Update the collection of jokes below by reproducing everything from "Let me show" down to "being in there.", with "bathroom mirror" replaced by "hallway mirror".
>> BEGIN DOCUMENT EXCERPT
NURSE: the doctor has pronounced your father dead
ME: oh my god we’ve been calling him dad all this time
You want some advice? Don’t order crab cakes when you’re 700 miles from the ocean.
[office]
Me: Happy Black Friday!
Latisha: …
Me: I made a cake!
Latisha: …
Me: …
Latisha: …
Me: …
Latisha: …
Me: It’s chocolate.
There’s no time like the present. Or later. Later on is pretty similar, actually.
I thought I was a good person until my daughter asked me, “Would you step on a dog for 8 million dollars?”
Let me show you how you can claim your dog as a dependent on your tax return.
~Me flirting
I said “Candyman” 5 times into the bathroom mirror and sure enough some woman came out of the stall and screamed at me for being in there.
My daughter dries dishes like she is a rich lady in the witness protection program trying to integrate into a small midwestern town.
stuck on a crowded subway next to a girl playing candycrush, she made a bad move & half the car went “ooooo” in a chorus of dismay
Me: *rips pants bending over*
Toddler: Daddy! You’re so strong! You ripped your clothes like Hulk!
Me: Uh. Yep. That’s me. Same thing. Just like the Hulk. Indistinguishable.
Toddler: *proudly tells everyone I’m like the Hulk because I rip my pants all the time*
Me: *dies*
so funny that we all have skeletons. underneath it all we’re just a bunch of spooky little bald guys
[calling work after accidentally tapping the switch that adjusts the driver’s seat] yeah im gonna be a few hours late
Had I been Jesus, being invited to “The Last Supper” would’ve raised a few red flags.
God: I made something new. It’s like a tornado, but smaller.
>> END DOCUMENT EXCERPT
>> BEGIN DATASET ROWS
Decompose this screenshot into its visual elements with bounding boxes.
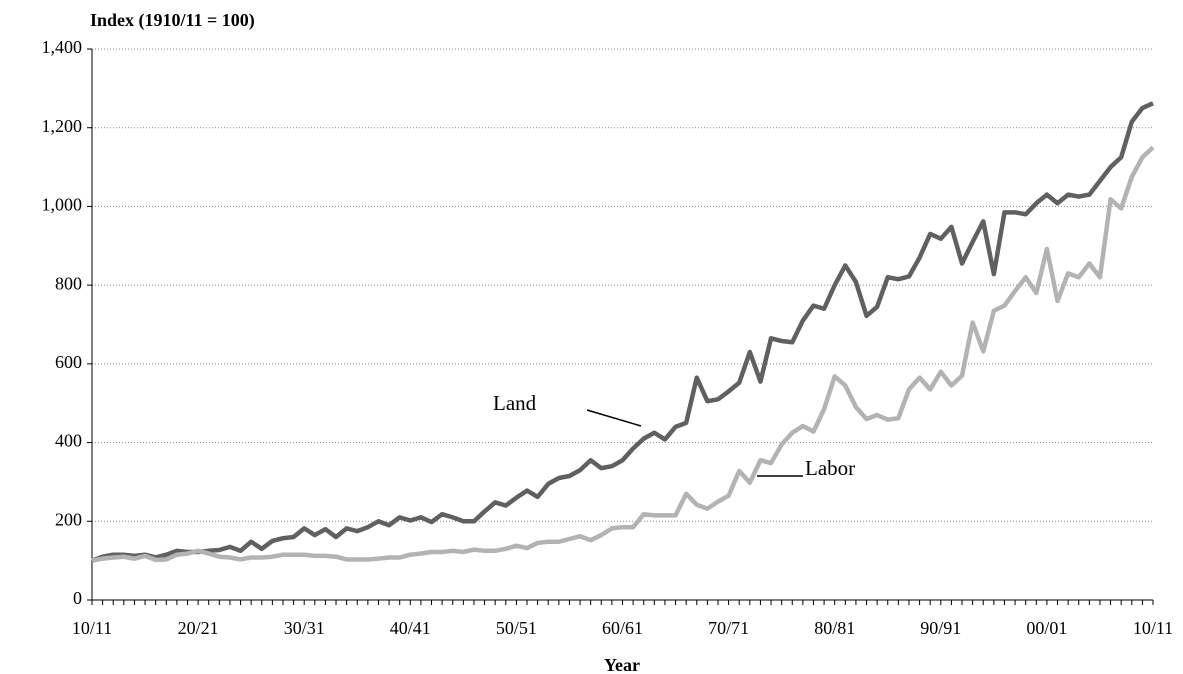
y-tick-label: 0 xyxy=(73,588,82,608)
x-tick-label: 90/91 xyxy=(920,618,961,638)
x-tick-label: 30/31 xyxy=(284,618,325,638)
y-tick-label: 200 xyxy=(55,509,82,529)
y-axis-title: Index (1910/11 = 100) xyxy=(90,10,255,31)
line-1 xyxy=(91,145,1155,563)
y-tick-label: 600 xyxy=(55,352,82,372)
y-tick-label: 1,400 xyxy=(42,37,83,57)
y-tick-label: 800 xyxy=(55,273,82,293)
x-tick-label: 40/41 xyxy=(390,618,431,638)
x-tick-label: 10/11 xyxy=(72,618,112,638)
x-tick-label: 10/11 xyxy=(1133,618,1173,638)
x-tick-label: 60/61 xyxy=(602,618,643,638)
x-tick-label: 80/81 xyxy=(814,618,855,638)
label-leader xyxy=(586,409,642,427)
y-tick-label: 400 xyxy=(55,431,82,451)
series-label: Labor xyxy=(805,456,855,480)
x-tick-label: 00/01 xyxy=(1026,618,1067,638)
x-tick-label: 50/51 xyxy=(496,618,537,638)
y-tick-label: 1,000 xyxy=(42,195,83,215)
y-tick-label: 1,200 xyxy=(42,116,83,136)
line-0 xyxy=(91,101,1154,563)
x-axis-title: Year xyxy=(604,655,640,674)
series-label: Land xyxy=(493,391,537,415)
x-tick-label: 20/21 xyxy=(178,618,219,638)
x-tick-label: 70/71 xyxy=(708,618,749,638)
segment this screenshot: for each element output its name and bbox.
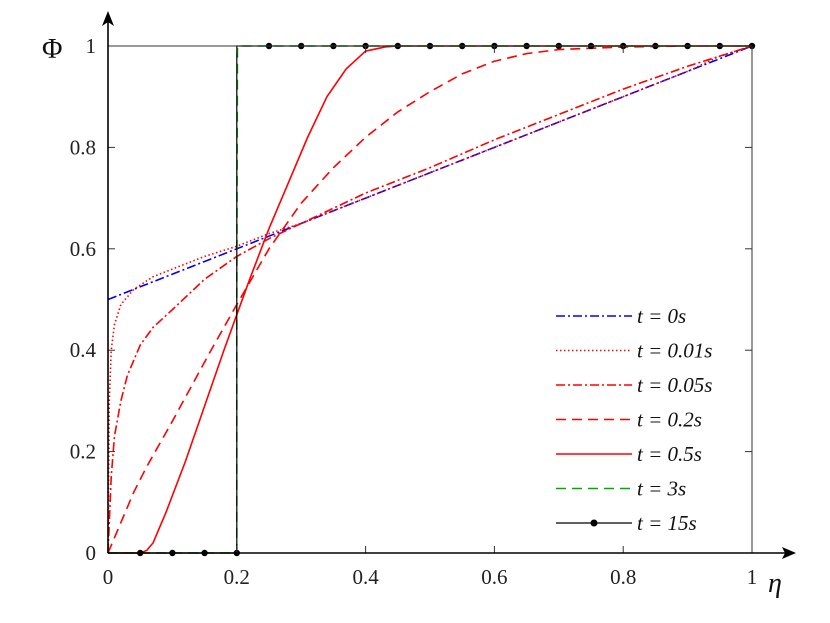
x-tick-label: 0 xyxy=(103,565,114,589)
y-tick-label: 1 xyxy=(86,34,97,58)
axis-arrows xyxy=(102,11,796,559)
x-axis-label: η xyxy=(768,568,782,599)
series-line-3 xyxy=(107,45,752,554)
legend-label-3: t = 0.2s xyxy=(637,408,702,432)
x-axis-arrow-icon xyxy=(782,547,796,559)
y-tick-label: 0.4 xyxy=(70,338,97,362)
axis-ticks: 0 0.2 0.4 0.6 0.8 1 0 0.2 0.4 0.6 0.8 1 xyxy=(70,34,758,589)
y-tick-label: 0.6 xyxy=(70,237,96,261)
y-tick-label: 0.8 xyxy=(70,135,96,159)
x-tick-label: 0.8 xyxy=(610,565,636,589)
x-tick-label: 0.6 xyxy=(481,565,507,589)
legend: t = 0s t = 0.01s t = 0.05s t = 0.2s t = 0.5s… xyxy=(556,304,712,535)
y-tick-label: 0.2 xyxy=(70,440,96,464)
x-tick-label: 0.2 xyxy=(224,565,250,589)
y-tick-label: 0 xyxy=(86,541,97,565)
legend-label-2: t = 0.05s xyxy=(637,373,712,397)
legend-marker xyxy=(590,519,598,527)
legend-label-4: t = 0.5s xyxy=(637,442,702,466)
series-line-1 xyxy=(107,45,753,554)
y-axis-arrow-icon xyxy=(102,11,114,26)
x-tick-label: 1 xyxy=(747,565,758,589)
legend-label-0: t = 0s xyxy=(637,304,686,328)
y-axis-label: Φ xyxy=(42,34,62,65)
legend-label-5: t = 3s xyxy=(637,477,686,501)
x-tick-label: 0.4 xyxy=(352,565,379,589)
legend-label-1: t = 0.01s xyxy=(637,339,712,363)
legend-label-6: t = 15s xyxy=(637,511,697,535)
>> END DATASET ROWS
• RESULT FOR THIS TASK:
Let me show you how you can claim your dog as a dependent on your tax return.
~Me flirting
I said “Candyman” 5 times into the hallway mirror and sure enough some woman came out of the stall and screamed at me for being in there.